» What you have to do
Your task is to give the data again, exactly, with every line intact.

═══ Supplied records

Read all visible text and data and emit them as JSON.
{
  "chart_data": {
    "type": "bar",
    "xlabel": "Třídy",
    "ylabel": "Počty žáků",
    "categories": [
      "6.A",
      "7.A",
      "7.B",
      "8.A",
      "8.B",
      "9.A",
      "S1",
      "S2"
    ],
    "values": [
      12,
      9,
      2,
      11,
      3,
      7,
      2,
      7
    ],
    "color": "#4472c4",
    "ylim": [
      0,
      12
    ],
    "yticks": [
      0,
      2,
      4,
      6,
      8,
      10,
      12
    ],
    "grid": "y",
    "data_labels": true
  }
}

══════

» Written answer
Read all visible text and data and emit them as JSON.
{
  "chart_data": {
    "type": "bar",
    "xlabel": "Třídy",
    "ylabel": "Počty žáků",
    "categories": [
      "6.A",
      "7.A",
      "7.B",
      "8.A",
      "8.B",
      "9.A",
      "S1",
      "S2"
    ],
    "values": [
      12,
      9,
      2,
      11,
      3,
      7,
      2,
      7
    ],
    "color": "#4472c4",
    "ylim": [
      0,
      12
    ],
    "yticks": [
      0,
      2,
      4,
      6,
      8,
      10,
      12
    ],
    "grid": "y",
    "data_labels": true
  }
}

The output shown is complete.